_Work required_
Your task is to quote the material that follows, in full and exactly.

_Excerpted data_
** start **
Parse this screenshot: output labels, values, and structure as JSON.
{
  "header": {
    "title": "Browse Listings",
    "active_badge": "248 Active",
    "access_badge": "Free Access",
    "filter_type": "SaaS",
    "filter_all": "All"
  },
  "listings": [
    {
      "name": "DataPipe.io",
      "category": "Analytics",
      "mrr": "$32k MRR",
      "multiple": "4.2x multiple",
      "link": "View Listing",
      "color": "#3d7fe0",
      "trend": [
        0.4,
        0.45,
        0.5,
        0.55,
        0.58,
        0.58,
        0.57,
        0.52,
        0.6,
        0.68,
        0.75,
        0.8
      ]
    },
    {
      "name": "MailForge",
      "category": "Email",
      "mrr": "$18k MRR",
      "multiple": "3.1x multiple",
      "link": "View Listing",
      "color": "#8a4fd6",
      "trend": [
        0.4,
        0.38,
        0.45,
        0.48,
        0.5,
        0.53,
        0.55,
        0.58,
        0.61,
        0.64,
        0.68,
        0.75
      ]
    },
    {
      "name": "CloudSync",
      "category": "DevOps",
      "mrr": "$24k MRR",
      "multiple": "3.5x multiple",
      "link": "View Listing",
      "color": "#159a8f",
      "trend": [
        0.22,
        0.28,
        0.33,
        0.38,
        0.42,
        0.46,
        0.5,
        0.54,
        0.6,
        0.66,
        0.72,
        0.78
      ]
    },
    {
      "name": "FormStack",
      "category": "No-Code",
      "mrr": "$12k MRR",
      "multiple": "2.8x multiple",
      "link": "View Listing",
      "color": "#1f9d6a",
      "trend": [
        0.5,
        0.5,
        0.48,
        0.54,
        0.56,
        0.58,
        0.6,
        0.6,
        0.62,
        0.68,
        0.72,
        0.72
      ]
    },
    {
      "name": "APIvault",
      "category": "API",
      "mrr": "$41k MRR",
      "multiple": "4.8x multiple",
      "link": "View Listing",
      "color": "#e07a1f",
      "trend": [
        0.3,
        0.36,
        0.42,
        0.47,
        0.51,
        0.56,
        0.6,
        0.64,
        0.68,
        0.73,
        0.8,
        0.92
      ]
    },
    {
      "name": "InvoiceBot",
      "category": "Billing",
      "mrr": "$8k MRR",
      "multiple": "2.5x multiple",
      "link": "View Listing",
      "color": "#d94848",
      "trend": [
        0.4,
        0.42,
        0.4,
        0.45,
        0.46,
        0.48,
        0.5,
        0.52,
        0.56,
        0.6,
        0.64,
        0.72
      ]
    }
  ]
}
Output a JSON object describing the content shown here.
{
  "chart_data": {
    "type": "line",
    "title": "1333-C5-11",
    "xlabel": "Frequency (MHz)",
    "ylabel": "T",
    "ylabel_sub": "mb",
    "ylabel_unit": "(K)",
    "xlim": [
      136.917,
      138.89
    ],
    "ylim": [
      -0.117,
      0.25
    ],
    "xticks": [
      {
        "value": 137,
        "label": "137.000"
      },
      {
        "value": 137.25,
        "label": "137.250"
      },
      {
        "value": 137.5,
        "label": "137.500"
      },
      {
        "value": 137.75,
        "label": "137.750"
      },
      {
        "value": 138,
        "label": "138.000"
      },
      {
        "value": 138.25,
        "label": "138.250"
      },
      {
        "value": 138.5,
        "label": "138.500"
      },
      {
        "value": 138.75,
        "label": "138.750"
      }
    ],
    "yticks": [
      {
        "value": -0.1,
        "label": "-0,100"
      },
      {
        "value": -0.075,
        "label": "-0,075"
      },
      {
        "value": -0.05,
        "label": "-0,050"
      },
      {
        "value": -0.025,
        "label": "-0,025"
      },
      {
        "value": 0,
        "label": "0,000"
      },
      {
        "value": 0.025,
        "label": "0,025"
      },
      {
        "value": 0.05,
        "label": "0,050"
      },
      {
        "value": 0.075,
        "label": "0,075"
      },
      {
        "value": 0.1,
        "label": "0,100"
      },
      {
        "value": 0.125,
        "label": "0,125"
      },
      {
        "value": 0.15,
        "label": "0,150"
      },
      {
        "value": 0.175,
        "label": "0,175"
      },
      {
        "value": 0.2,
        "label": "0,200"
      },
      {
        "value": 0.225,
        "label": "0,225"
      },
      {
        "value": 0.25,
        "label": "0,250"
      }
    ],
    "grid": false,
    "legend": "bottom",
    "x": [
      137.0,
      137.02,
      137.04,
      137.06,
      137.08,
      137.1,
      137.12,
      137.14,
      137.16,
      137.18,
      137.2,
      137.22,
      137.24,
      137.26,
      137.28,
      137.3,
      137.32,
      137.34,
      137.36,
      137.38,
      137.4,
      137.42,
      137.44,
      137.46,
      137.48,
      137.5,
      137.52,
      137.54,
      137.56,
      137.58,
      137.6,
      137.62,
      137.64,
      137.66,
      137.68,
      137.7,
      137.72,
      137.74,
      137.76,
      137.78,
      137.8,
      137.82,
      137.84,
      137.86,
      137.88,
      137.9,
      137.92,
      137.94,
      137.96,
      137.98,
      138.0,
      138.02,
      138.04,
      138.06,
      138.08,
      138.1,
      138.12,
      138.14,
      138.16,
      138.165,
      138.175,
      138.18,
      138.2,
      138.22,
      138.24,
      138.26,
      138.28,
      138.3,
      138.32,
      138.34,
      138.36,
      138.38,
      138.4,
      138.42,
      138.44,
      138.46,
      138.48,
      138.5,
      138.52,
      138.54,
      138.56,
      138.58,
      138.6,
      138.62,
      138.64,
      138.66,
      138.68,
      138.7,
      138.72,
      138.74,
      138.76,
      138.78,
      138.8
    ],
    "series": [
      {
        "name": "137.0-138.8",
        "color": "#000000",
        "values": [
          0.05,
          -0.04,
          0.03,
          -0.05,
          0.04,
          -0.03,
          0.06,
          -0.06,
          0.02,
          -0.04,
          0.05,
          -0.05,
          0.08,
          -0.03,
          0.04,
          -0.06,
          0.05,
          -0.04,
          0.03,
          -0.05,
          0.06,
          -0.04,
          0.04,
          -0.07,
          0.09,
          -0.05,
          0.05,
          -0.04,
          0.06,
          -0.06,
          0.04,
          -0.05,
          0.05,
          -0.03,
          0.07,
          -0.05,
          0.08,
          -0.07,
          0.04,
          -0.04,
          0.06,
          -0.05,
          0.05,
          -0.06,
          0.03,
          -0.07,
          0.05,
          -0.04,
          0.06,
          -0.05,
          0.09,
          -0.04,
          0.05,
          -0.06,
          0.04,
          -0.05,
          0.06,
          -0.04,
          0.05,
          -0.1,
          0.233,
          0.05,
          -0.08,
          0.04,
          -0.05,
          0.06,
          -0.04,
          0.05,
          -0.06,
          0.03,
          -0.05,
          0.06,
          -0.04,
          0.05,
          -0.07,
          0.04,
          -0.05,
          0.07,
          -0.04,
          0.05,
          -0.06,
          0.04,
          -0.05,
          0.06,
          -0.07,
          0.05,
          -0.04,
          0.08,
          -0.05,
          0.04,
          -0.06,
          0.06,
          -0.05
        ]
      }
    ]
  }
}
** end **
_The result_
Parse this screenshot: output labels, values, and structure as JSON.
{
  "header": {
    "title": "Browse Listings",
    "active_badge": "248 Active",
    "access_badge": "Free Access",
    "filter_type": "SaaS",
    "filter_all": "All"
  },
  "listings": [
    {
      "name": "DataPipe.io",
      "category": "Analytics",
      "mrr": "$32k MRR",
      "multiple": "4.2x multiple",
      "link": "View Listing",
      "color": "#3d7fe0",
      "trend": [
        0.4,
        0.45,
        0.5,
        0.55,
        0.58,
        0.58,
        0.57,
        0.52,
        0.6,
        0.68,
        0.75,
        0.8
      ]
    },
    {
      "name": "MailForge",
      "category": "Email",
      "mrr": "$18k MRR",
      "multiple": "3.1x multiple",
      "link": "View Listing",
      "color": "#8a4fd6",
      "trend": [
        0.4,
        0.38,
        0.45,
        0.48,
        0.5,
        0.53,
        0.55,
        0.58,
        0.61,
        0.64,
        0.68,
        0.75
      ]
    },
    {
      "name": "CloudSync",
      "category": "DevOps",
      "mrr": "$24k MRR",
      "multiple": "3.5x multiple",
      "link": "View Listing",
      "color": "#159a8f",
      "trend": [
        0.22,
        0.28,
        0.33,
        0.38,
        0.42,
        0.46,
        0.5,
        0.54,
        0.6,
        0.66,
        0.72,
        0.78
      ]
    },
    {
      "name": "FormStack",
      "category": "No-Code",
      "mrr": "$12k MRR",
      "multiple": "2.8x multiple",
      "link": "View Listing",
      "color": "#1f9d6a",
      "trend": [
        0.5,
        0.5,
        0.48,
        0.54,
        0.56,
        0.58,
        0.6,
        0.6,
        0.62,
        0.68,
        0.72,
        0.72
      ]
    },
    {
      "name": "APIvault",
      "category": "API",
      "mrr": "$41k MRR",
      "multiple": "4.8x multiple",
      "link": "View Listing",
      "color": "#e07a1f",
      "trend": [
        0.3,
        0.36,
        0.42,
        0.47,
        0.51,
        0.56,
        0.6,
        0.64,
        0.68,
        0.73,
        0.8,
        0.92
      ]
    },
    {
      "name": "InvoiceBot",
      "category": "Billing",
      "mrr": "$8k MRR",
      "multiple": "2.5x multiple",
      "link": "View Listing",
      "color": "#d94848",
      "trend": [
        0.4,
        0.42,
        0.4,
        0.45,
        0.46,
        0.48,
        0.5,
        0.52,
        0.56,
        0.6,
        0.64,
        0.72
      ]
    }
  ]
}
Output a JSON object describing the content shown here.
{
  "chart_data": {
    "type": "line",
    "title": "1333-C5-11",
    "xlabel": "Frequency (MHz)",
    "ylabel": "T",
    "ylabel_sub": "mb",
    "ylabel_unit": "(K)",
    "xlim": [
      136.917,
      138.89
    ],
    "ylim": [
      -0.117,
      0.25
    ],
    "xticks": [
      {
        "value": 137,
        "label": "137.000"
      },
      {
        "value": 137.25,
        "label": "137.250"
      },
      {
        "value": 137.5,
        "label": "137.500"
      },
      {
        "value": 137.75,
        "label": "137.750"
      },
      {
        "value": 138,
        "label": "138.000"
      },
      {
        "value": 138.25,
        "label": "138.250"
      },
      {
        "value": 138.5,
        "label": "138.500"
      },
      {
        "value": 138.75,
        "label": "138.750"
      }
    ],
    "yticks": [
      {
        "value": -0.1,
        "label": "-0,100"
      },
      {
        "value": -0.075,
        "label": "-0,075"
      },
      {
        "value": -0.05,
        "label": "-0,050"
      },
      {
        "value": -0.025,
        "label": "-0,025"
      },
      {
        "value": 0,
        "label": "0,000"
      },
      {
        "value": 0.025,
        "label": "0,025"
      },
      {
        "value": 0.05,
        "label": "0,050"
      },
      {
        "value": 0.075,
        "label": "0,075"
      },
      {
        "value": 0.1,
        "label": "0,100"
      },
      {
        "value": 0.125,
        "label": "0,125"
      },
      {
        "value": 0.15,
        "label": "0,150"
      },
      {
        "value": 0.175,
        "label": "0,175"
      },
      {
        "value": 0.2,
        "label": "0,200"
      },
      {
        "value": 0.225,
        "label": "0,225"
      },
      {
        "value": 0.25,
        "label": "0,250"
      }
    ],
    "grid": false,
    "legend": "bottom",
    "x": [
      137.0,
      137.02,
      137.04,
      137.06,
      137.08,
      137.1,
      137.12,
      137.14,
      137.16,
      137.18,
      137.2,
      137.22,
      137.24,
      137.26,
      137.28,
      137.3,
      137.32,
      137.34,
      137.36,
      137.38,
      137.4,
      137.42,
      137.44,
      137.46,
      137.48,
      137.5,
      137.52,
      137.54,
      137.56,
      137.58,
      137.6,
      137.62,
      137.64,
      137.66,
      137.68,
      137.7,
      137.72,
      137.74,
      137.76,
      137.78,
      137.8,
      137.82,
      137.84,
      137.86,
      137.88,
      137.9,
      137.92,
      137.94,
      137.96,
      137.98,
      138.0,
      138.02,
      138.04,
      138.06,
      138.08,
      138.1,
      138.12,
      138.14,
      138.16,
      138.165,
      138.175,
      138.18,
      138.2,
      138.22,
      138.24,
      138.26,
      138.28,
      138.3,
      138.32,
      138.34,
      138.36,
      138.38,
      138.4,
      138.42,
      138.44,
      138.46,
      138.48,
      138.5,
      138.52,
      138.54,
      138.56,
      138.58,
      138.6,
      138.62,
      138.64,
      138.66,
      138.68,
      138.7,
      138.72,
      138.74,
      138.76,
      138.78,
      138.8
    ],
    "series": [
      {
        "name": "137.0-138.8",
        "color": "#000000",
        "values": [
          0.05,
          -0.04,
          0.03,
          -0.05,
          0.04,
          -0.03,
          0.06,
          -0.06,
          0.02,
          -0.04,
          0.05,
          -0.05,
          0.08,
          -0.03,
          0.04,
          -0.06,
          0.05,
          -0.04,
          0.03,
          -0.05,
          0.06,
          -0.04,
          0.04,
          -0.07,
          0.09,
          -0.05,
          0.05,
          -0.04,
          0.06,
          -0.06,
          0.04,
          -0.05,
          0.05,
          -0.03,
          0.07,
          -0.05,
          0.08,
          -0.07,
          0.04,
          -0.04,
          0.06,
          -0.05,
          0.05,
          -0.06,
          0.03,
          -0.07,
          0.05,
          -0.04,
          0.06,
          -0.05,
          0.09,
          -0.04,
          0.05,
          -0.06,
          0.04,
          -0.05,
          0.06,
          -0.04,
          0.05,
          -0.1,
          0.233,
          0.05,
          -0.08,
          0.04,
          -0.05,
          0.06,
          -0.04,
          0.05,
          -0.06,
          0.03,
          -0.05,
          0.06,
          -0.04,
          0.05,
          -0.07,
          0.04,
          -0.05,
          0.07,
          -0.04,
          0.05,
          -0.06,
          0.04,
          -0.05,
          0.06,
          -0.07,
          0.05,
          -0.04,
          0.08,
          -0.05,
          0.04,
          -0.06,
          0.06,
          -0.05
        ]
      }
    ]
  }
}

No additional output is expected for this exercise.